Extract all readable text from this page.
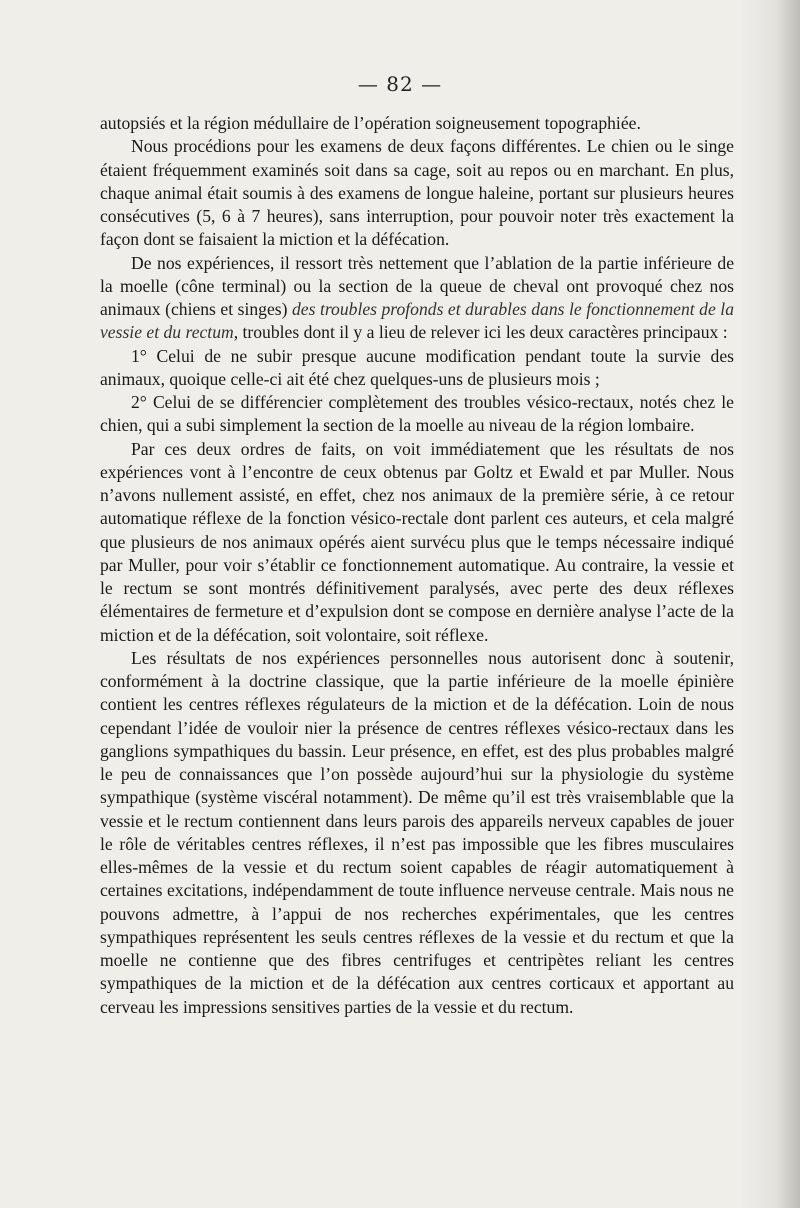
— 82 —

autopsiés et la région médullaire de l’opération soigneusement topographiée.

Nous procédions pour les examens de deux façons différentes. Le chien ou le singe étaient fréquemment examinés soit dans sa cage, soit au repos ou en marchant. En plus, chaque animal était soumis à des examens de longue haleine, portant sur plusieurs heures consécutives (5, 6 à 7 heures), sans interruption, pour pouvoir noter très exactement la façon dont se faisaient la miction et la défécation.

De nos expériences, il ressort très nettement que l’ablation de la partie inférieure de la moelle (cône terminal) ou la section de la queue de cheval ont provoqué chez nos animaux (chiens et singes) des troubles profonds et durables dans le fonctionnement de la vessie et du rectum, troubles dont il y a lieu de relever ici les deux caractères principaux :

1° Celui de ne subir presque aucune modification pendant toute la survie des animaux, quoique celle-ci ait été chez quelques-uns de plusieurs mois ;

2° Celui de se différencier complètement des troubles vésico-rectaux, notés chez le chien, qui a subi simplement la section de la moelle au niveau de la région lombaire.

Par ces deux ordres de faits, on voit immédiatement que les résultats de nos expériences vont à l’encontre de ceux obtenus par Goltz et Ewald et par Muller. Nous n’avons nullement assisté, en effet, chez nos animaux de la première série, à ce retour automatique réflexe de la fonction vésico-rectale dont parlent ces auteurs, et cela malgré que plusieurs de nos animaux opérés aient survécu plus que le temps nécessaire indiqué par Muller, pour voir s’établir ce fonctionnement automatique. Au contraire, la vessie et le rectum se sont montrés définitivement paralysés, avec perte des deux réflexes élémentaires de fermeture et d’expulsion dont se compose en dernière analyse l’acte de la miction et de la défécation, soit volontaire, soit réflexe.

Les résultats de nos expériences personnelles nous autorisent donc à soutenir, conformément à la doctrine classique, que la partie inférieure de la moelle épinière contient les centres réflexes régulateurs de la miction et de la défécation. Loin de nous cependant l’idée de vouloir nier la présence de centres réflexes vésico-rectaux dans les ganglions sympathiques du bassin. Leur présence, en effet, est des plus probables malgré le peu de connaissances que l’on possède aujourd’hui sur la physiologie du système sympathique (système viscéral notamment). De même qu’il est très vraisemblable que la vessie et le rectum contiennent dans leurs parois des appareils nerveux capables de jouer le rôle de véritables centres réflexes, il n’est pas impossible que les fibres musculaires elles-mêmes de la vessie et du rectum soient capables de réagir automatiquement à certaines excitations, indépendamment de toute influence nerveuse centrale. Mais nous ne pouvons admettre, à l’appui de nos recherches expérimentales, que les centres sympathiques représentent les seuls centres réflexes de la vessie et du rectum et que la moelle ne contienne que des fibres centrifuges et centripètes reliant les centres sympathiques de la miction et de la défécation aux centres corticaux et apportant au cerveau les impressions sensitives parties de la vessie et du rectum.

=-=-=

Identify lines with the string "région". Copy each one.

autopsiés et la région médullaire de l’opération soigneusement topographiée.
2° Celui de se différencier complètement des troubles vésico-rectaux, notés chez le chien, qui a subi simplement la section de la moelle au niveau de la région lombaire.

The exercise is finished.